PROVIDED RECORDS
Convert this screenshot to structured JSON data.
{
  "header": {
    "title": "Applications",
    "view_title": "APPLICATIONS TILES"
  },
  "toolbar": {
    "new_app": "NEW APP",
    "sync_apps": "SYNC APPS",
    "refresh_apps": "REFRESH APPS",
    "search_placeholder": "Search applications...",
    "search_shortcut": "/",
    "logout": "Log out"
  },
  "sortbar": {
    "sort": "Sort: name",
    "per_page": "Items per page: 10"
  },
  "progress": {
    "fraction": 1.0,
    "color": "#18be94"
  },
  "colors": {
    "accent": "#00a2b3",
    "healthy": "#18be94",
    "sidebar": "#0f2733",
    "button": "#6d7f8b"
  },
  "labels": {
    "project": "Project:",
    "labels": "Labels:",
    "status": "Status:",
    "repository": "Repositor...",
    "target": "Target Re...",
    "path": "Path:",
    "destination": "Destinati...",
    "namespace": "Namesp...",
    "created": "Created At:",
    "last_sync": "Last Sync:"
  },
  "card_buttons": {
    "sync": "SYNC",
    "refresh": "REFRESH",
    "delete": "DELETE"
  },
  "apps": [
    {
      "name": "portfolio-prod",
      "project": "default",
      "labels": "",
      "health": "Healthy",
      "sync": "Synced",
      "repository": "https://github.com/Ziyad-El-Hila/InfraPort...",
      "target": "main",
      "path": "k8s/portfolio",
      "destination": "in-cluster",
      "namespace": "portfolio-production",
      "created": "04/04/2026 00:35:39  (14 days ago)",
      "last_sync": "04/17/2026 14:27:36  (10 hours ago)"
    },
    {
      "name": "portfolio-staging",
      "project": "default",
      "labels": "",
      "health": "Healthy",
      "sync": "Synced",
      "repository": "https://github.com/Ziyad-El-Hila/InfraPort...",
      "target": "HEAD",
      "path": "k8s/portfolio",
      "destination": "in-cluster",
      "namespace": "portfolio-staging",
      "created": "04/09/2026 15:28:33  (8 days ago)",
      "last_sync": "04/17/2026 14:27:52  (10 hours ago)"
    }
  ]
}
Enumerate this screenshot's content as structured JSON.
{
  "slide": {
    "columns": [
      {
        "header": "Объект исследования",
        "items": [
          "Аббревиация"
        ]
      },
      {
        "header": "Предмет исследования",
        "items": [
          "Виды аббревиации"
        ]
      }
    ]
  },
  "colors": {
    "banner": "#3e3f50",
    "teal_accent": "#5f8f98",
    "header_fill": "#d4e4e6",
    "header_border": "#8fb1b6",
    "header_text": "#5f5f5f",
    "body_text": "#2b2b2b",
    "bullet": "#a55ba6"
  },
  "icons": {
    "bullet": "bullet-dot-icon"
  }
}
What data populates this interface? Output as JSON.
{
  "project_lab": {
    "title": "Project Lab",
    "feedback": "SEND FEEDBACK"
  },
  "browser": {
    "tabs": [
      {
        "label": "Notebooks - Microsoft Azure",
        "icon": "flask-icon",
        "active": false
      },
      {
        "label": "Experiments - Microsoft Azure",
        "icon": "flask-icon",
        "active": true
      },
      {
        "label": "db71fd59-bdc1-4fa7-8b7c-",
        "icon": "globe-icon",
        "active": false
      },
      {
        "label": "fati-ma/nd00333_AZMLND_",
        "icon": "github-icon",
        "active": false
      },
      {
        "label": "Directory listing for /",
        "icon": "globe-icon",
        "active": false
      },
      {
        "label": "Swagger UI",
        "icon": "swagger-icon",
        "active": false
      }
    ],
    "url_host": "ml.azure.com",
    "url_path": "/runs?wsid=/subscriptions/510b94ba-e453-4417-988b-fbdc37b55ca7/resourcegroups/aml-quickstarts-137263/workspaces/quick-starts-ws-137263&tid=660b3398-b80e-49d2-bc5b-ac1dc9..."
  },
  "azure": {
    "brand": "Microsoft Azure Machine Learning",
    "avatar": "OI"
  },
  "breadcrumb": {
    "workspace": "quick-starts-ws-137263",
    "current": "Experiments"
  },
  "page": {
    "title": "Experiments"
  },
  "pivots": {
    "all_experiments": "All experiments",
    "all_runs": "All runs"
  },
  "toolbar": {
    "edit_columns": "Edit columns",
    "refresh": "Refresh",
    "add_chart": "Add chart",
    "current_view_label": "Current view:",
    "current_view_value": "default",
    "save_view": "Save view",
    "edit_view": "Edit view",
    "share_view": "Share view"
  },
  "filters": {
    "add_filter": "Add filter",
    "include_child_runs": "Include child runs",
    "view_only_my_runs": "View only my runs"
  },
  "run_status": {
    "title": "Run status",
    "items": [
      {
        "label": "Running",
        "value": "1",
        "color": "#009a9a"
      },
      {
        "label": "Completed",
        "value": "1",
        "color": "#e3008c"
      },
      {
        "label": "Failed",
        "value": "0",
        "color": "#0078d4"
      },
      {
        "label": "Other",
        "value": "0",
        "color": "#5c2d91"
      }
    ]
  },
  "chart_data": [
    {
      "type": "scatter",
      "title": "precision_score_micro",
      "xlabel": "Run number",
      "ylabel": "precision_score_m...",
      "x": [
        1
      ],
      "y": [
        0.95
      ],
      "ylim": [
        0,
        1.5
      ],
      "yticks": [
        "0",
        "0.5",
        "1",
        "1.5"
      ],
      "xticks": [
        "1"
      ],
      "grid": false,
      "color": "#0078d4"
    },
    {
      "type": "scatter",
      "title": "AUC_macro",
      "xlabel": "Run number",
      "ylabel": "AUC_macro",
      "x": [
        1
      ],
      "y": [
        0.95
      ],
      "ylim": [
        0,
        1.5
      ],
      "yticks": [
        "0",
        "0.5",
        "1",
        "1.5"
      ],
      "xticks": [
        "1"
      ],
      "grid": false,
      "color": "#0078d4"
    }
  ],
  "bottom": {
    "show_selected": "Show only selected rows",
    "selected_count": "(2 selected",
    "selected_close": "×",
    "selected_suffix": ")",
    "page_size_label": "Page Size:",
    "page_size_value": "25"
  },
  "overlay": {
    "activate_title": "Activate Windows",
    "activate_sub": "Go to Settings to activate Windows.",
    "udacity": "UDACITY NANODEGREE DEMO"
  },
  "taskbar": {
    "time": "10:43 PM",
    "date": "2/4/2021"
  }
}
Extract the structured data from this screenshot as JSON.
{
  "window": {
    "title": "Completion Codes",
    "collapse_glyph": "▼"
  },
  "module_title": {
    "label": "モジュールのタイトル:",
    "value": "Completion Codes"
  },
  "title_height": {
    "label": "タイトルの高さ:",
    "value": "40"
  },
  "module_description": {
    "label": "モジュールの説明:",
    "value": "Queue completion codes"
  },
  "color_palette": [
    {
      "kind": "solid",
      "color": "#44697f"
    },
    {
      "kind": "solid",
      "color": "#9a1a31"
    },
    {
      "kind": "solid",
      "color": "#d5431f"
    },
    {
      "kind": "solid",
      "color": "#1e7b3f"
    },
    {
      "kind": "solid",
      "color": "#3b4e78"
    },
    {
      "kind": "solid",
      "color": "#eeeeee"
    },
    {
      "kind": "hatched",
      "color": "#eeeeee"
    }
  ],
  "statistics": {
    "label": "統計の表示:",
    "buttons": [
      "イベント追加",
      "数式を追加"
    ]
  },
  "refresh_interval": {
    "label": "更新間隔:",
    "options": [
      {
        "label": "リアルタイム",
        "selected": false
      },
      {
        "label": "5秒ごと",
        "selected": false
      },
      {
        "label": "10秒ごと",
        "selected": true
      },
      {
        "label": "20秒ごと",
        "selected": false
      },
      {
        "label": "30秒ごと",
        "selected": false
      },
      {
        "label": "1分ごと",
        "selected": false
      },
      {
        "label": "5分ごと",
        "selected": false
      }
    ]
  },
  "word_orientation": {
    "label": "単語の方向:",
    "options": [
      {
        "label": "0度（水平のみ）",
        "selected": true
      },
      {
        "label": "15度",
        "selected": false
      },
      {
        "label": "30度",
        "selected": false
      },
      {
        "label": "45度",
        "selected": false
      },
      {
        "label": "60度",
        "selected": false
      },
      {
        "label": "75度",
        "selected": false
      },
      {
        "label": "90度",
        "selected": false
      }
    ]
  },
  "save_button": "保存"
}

WRITTEN PROBLEM
From the records above, copy every line that holds the word "JSON".

ANSWER TO THIS PROBLEM
Convert this screenshot to structured JSON data.
Enumerate this screenshot's content as structured JSON.
What data populates this interface? Output as JSON.
Extract the structured data from this screenshot as JSON.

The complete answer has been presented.